**Problem description:** Repeat the material below exactly, line for line.

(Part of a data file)
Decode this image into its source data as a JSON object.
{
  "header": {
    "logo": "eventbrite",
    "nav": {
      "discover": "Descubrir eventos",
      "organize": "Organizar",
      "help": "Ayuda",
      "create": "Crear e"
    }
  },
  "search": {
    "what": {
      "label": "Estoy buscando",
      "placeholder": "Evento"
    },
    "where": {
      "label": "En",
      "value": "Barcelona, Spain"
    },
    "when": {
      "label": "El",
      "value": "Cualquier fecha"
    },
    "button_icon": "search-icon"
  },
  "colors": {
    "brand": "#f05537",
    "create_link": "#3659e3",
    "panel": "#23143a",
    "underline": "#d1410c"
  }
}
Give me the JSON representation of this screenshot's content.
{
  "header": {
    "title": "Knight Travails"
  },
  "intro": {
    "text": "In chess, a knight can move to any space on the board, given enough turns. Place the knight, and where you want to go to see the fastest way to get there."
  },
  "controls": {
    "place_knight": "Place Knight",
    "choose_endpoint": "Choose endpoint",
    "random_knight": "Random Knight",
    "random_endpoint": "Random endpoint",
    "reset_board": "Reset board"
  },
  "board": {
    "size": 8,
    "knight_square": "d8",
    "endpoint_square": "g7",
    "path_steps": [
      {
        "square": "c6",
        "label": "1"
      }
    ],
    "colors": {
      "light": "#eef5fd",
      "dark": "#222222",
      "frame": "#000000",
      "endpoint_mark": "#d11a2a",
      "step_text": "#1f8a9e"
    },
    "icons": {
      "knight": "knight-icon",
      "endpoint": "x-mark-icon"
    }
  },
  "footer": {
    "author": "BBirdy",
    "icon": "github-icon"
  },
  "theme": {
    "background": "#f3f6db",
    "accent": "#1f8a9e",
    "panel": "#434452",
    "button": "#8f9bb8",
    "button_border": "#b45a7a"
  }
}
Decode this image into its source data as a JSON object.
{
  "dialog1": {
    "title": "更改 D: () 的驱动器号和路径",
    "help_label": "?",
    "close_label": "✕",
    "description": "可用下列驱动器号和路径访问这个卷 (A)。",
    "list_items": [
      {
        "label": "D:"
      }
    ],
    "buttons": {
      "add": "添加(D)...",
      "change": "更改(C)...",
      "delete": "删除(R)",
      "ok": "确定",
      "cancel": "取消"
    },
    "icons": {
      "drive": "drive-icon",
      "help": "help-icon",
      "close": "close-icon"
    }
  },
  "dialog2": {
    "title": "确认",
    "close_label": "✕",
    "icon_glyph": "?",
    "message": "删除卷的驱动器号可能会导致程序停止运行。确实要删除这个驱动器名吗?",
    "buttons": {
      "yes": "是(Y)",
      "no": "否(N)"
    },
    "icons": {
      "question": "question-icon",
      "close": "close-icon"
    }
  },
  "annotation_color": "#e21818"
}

**Answer to this task:**
Decode this image into its source data as a JSON object.
{
  "header": {
    "logo": "eventbrite",
    "nav": {
      "discover": "Descubrir eventos",
      "organize": "Organizar",
      "help": "Ayuda",
      "create": "Crear e"
    }
  },
  "search": {
    "what": {
      "label": "Estoy buscando",
      "placeholder": "Evento"
    },
    "where": {
      "label": "En",
      "value": "Barcelona, Spain"
    },
    "when": {
      "label": "El",
      "value": "Cualquier fecha"
    },
    "button_icon": "search-icon"
  },
  "colors": {
    "brand": "#f05537",
    "create_link": "#3659e3",
    "panel": "#23143a",
    "underline": "#d1410c"
  }
}
Give me the JSON representation of this screenshot's content.
{
  "header": {
    "title": "Knight Travails"
  },
  "intro": {
    "text": "In chess, a knight can move to any space on the board, given enough turns. Place the knight, and where you want to go to see the fastest way to get there."
  },
  "controls": {
    "place_knight": "Place Knight",
    "choose_endpoint": "Choose endpoint",
    "random_knight": "Random Knight",
    "random_endpoint": "Random endpoint",
    "reset_board": "Reset board"
  },
  "board": {
    "size": 8,
    "knight_square": "d8",
    "endpoint_square": "g7",
    "path_steps": [
      {
        "square": "c6",
        "label": "1"
      }
    ],
    "colors": {
      "light": "#eef5fd",
      "dark": "#222222",
      "frame": "#000000",
      "endpoint_mark": "#d11a2a",
      "step_text": "#1f8a9e"
    },
    "icons": {
      "knight": "knight-icon",
      "endpoint": "x-mark-icon"
    }
  },
  "footer": {
    "author": "BBirdy",
    "icon": "github-icon"
  },
  "theme": {
    "background": "#f3f6db",
    "accent": "#1f8a9e",
    "panel": "#434452",
    "button": "#8f9bb8",
    "button_border": "#b45a7a"
  }
}
Decode this image into its source data as a JSON object.
{
  "dialog1": {
    "title": "更改 D: () 的驱动器号和路径",
    "help_label": "?",
    "close_label": "✕",
    "description": "可用下列驱动器号和路径访问这个卷 (A)。",
    "list_items": [
      {
        "label": "D:"
      }
    ],
    "buttons": {
      "add": "添加(D)...",
      "change": "更改(C)...",
      "delete": "删除(R)",
      "ok": "确定",
      "cancel": "取消"
    },
    "icons": {
      "drive": "drive-icon",
      "help": "help-icon",
      "close": "close-icon"
    }
  },
  "dialog2": {
    "title": "确认",
    "close_label": "✕",
    "icon_glyph": "?",
    "message": "删除卷的驱动器号可能会导致程序停止运行。确实要删除这个驱动器名吗?",
    "buttons": {
      "yes": "是(Y)",
      "no": "否(N)"
    },
    "icons": {
      "question": "question-icon",
      "close": "close-icon"
    }
  },
  "annotation_color": "#e21818"
}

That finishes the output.